[START OF Raw records]

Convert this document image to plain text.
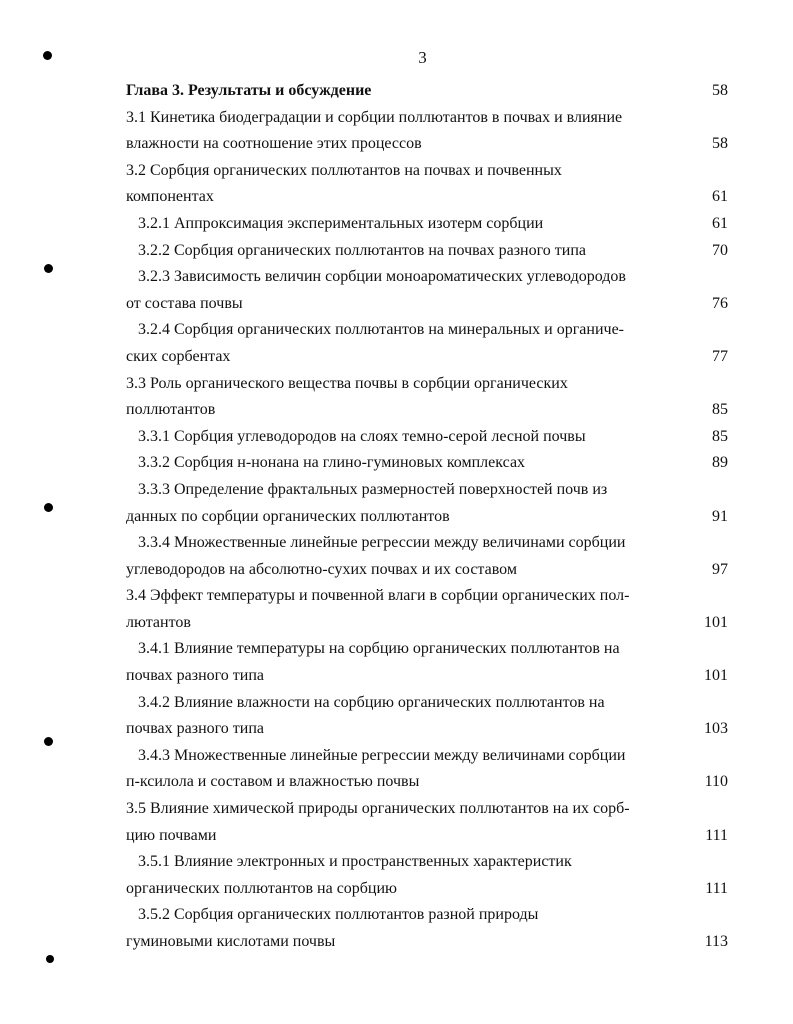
3
Глава 3. Результаты и обсуждение	58
3.1 Кинетика биодеградации и сорбции поллютантов в почвах и влияние
влажности на соотношение этих процессов	58
3.2 Сорбция органических поллютантов на почвах и почвенных
компонентах	61
3.2.1 Аппроксимация экспериментальных изотерм сорбции	61
3.2.2 Сорбция органических поллютантов на почвах разного типа	70
3.2.3 Зависимость величин сорбции моноароматических углеводородов
от состава почвы	76
3.2.4 Сорбция органических поллютантов на минеральных и органиче-
ских сорбентах	77
3.3 Роль органического вещества почвы в сорбции органических
поллютантов	85
3.3.1 Сорбция углеводородов на слоях темно-серой лесной почвы	85
3.3.2 Сорбция н-нонана на глино-гуминовых комплексах	89
3.3.3 Определение фрактальных размерностей поверхностей почв из
данных по сорбции органических поллютантов	91
3.3.4 Множественные линейные регрессии между величинами сорбции
углеводородов на абсолютно-сухих почвах и их составом	97
3.4 Эффект температуры и почвенной влаги в сорбции органических пол-
лютантов	101
3.4.1 Влияние температуры на сорбцию органических поллютантов на
почвах разного типа	101
3.4.2 Влияние влажности на сорбцию органических поллютантов на
почвах разного типа	103
3.4.3 Множественные линейные регрессии между величинами сорбции
п-ксилола и составом и влажностью почвы	110
3.5 Влияние химической природы органических поллютантов на их сорб-
цию почвами	111
3.5.1 Влияние электронных и пространственных характеристик
органических поллютантов на сорбцию	111
3.5.2 Сорбция органических поллютантов разной природы
гуминовыми кислотами почвы	113
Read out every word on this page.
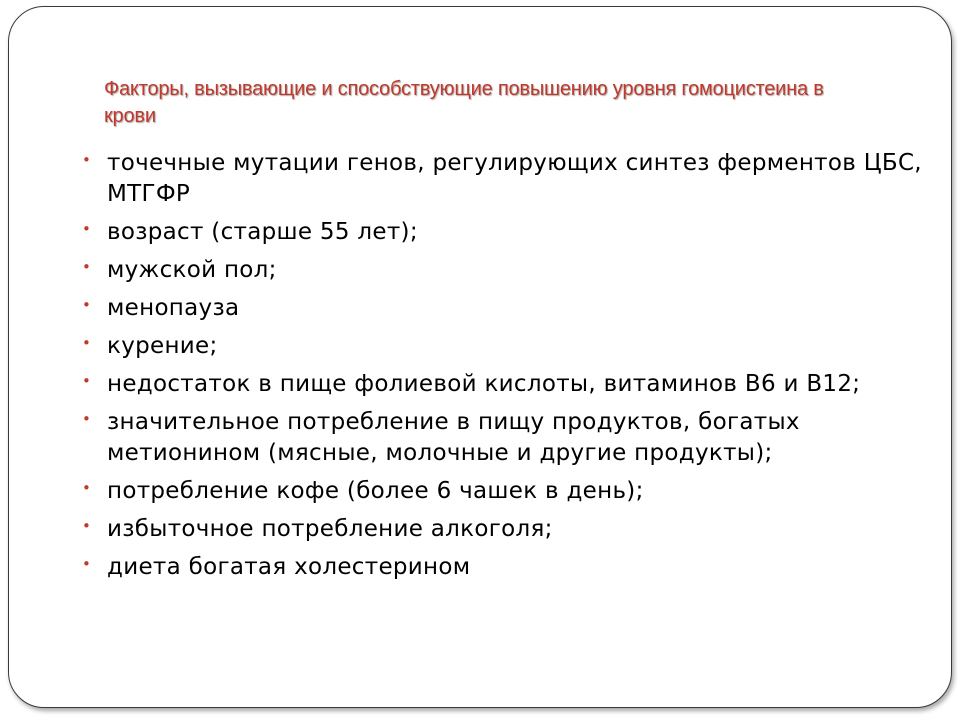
Факторы, вызывающие и способствующие повышению уровня гомоцистеина в крови
• точечные мутации генов, регулирующих синтез ферментов ЦБС, МТГФР
• возраст (старше 55 лет);
• мужской пол;
• менопауза
• курение;
• недостаток в пище фолиевой кислоты, витаминов В6 и В12;
• значительное потребление в пищу продуктов, богатых метионином (мясные, молочные и другие продукты);
• потребление кофе (более 6 чашек в день);
• избыточное потребление алкоголя;
• диета богатая холестерином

[END OF Raw records]

• [The exercise]: Copy whichever lines in the listing above contain the word "почвах".

• [Task solution]:
3.1 Кинетика биодеградации и сорбции поллютантов в почвах и влияние
3.2 Сорбция органических поллютантов на почвах и почвенных
3.2.2 Сорбция органических поллютантов на почвах разного типа	70
углеводородов на абсолютно-сухих почвах и их составом	97
почвах разного типа	101
почвах разного типа	103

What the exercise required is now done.